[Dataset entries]
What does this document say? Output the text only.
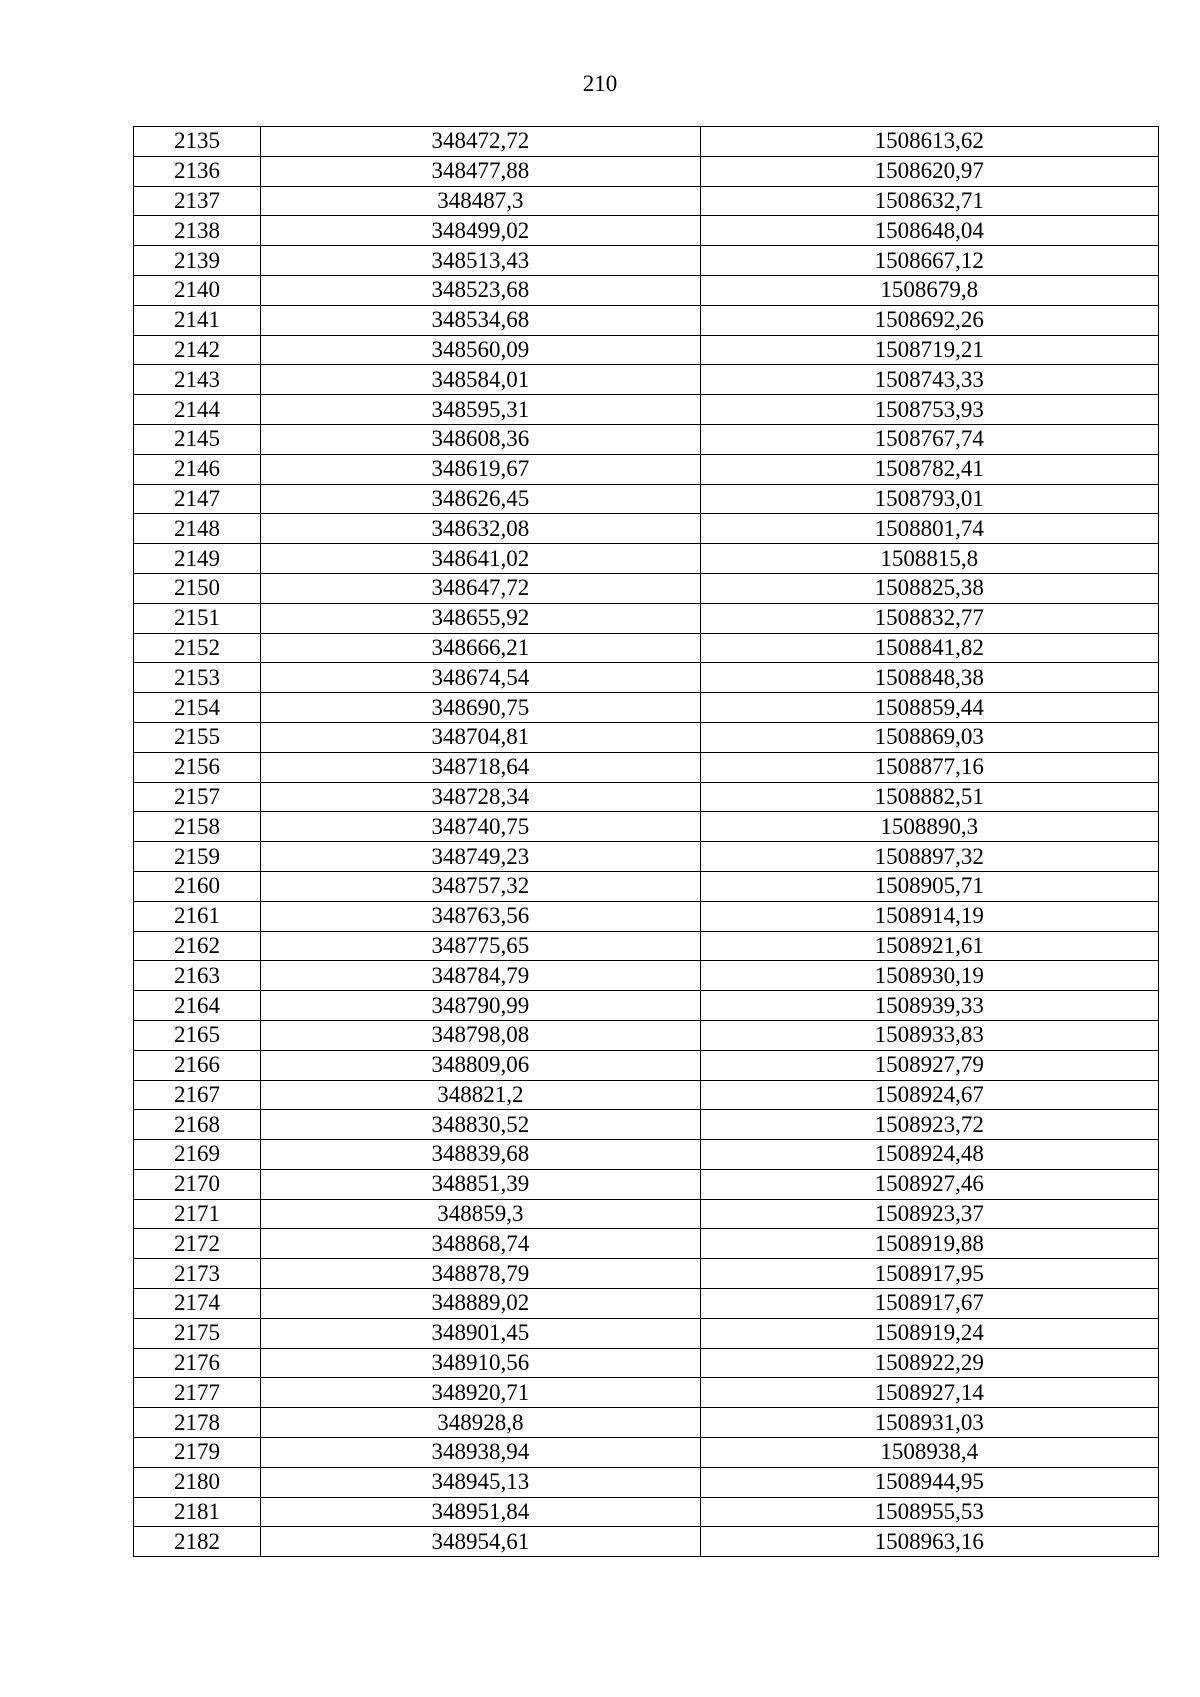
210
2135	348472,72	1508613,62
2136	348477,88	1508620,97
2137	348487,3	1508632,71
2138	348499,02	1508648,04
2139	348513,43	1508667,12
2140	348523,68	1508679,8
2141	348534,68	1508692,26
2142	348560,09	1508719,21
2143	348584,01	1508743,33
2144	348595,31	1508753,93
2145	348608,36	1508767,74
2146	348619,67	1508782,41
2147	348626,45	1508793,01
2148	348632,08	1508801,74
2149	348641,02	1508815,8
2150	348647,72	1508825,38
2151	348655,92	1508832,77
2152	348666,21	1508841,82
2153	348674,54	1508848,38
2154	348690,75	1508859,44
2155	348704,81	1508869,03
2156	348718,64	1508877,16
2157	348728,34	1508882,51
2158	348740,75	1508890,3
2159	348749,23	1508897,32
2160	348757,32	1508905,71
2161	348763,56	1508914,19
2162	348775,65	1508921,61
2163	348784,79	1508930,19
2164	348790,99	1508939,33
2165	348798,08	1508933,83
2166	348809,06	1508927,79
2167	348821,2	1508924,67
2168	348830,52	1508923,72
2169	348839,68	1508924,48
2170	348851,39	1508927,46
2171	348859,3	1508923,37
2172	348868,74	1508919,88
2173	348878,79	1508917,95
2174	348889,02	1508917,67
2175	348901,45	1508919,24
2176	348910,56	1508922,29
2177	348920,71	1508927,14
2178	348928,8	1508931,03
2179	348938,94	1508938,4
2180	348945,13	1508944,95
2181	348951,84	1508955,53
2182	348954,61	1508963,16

• **Goal**: Copy every entry word for word, but omit the pictures.

• **Correct answer**:
What does this document say? Output the text only.
210
2135	348472,72	1508613,62
2136	348477,88	1508620,97
2137	348487,3	1508632,71
2138	348499,02	1508648,04
2139	348513,43	1508667,12
2140	348523,68	1508679,8
2141	348534,68	1508692,26
2142	348560,09	1508719,21
2143	348584,01	1508743,33
2144	348595,31	1508753,93
2145	348608,36	1508767,74
2146	348619,67	1508782,41
2147	348626,45	1508793,01
2148	348632,08	1508801,74
2149	348641,02	1508815,8
2150	348647,72	1508825,38
2151	348655,92	1508832,77
2152	348666,21	1508841,82
2153	348674,54	1508848,38
2154	348690,75	1508859,44
2155	348704,81	1508869,03
2156	348718,64	1508877,16
2157	348728,34	1508882,51
2158	348740,75	1508890,3
2159	348749,23	1508897,32
2160	348757,32	1508905,71
2161	348763,56	1508914,19
2162	348775,65	1508921,61
2163	348784,79	1508930,19
2164	348790,99	1508939,33
2165	348798,08	1508933,83
2166	348809,06	1508927,79
2167	348821,2	1508924,67
2168	348830,52	1508923,72
2169	348839,68	1508924,48
2170	348851,39	1508927,46
2171	348859,3	1508923,37
2172	348868,74	1508919,88
2173	348878,79	1508917,95
2174	348889,02	1508917,67
2175	348901,45	1508919,24
2176	348910,56	1508922,29
2177	348920,71	1508927,14
2178	348928,8	1508931,03
2179	348938,94	1508938,4
2180	348945,13	1508944,95
2181	348951,84	1508955,53
2182	348954,61	1508963,16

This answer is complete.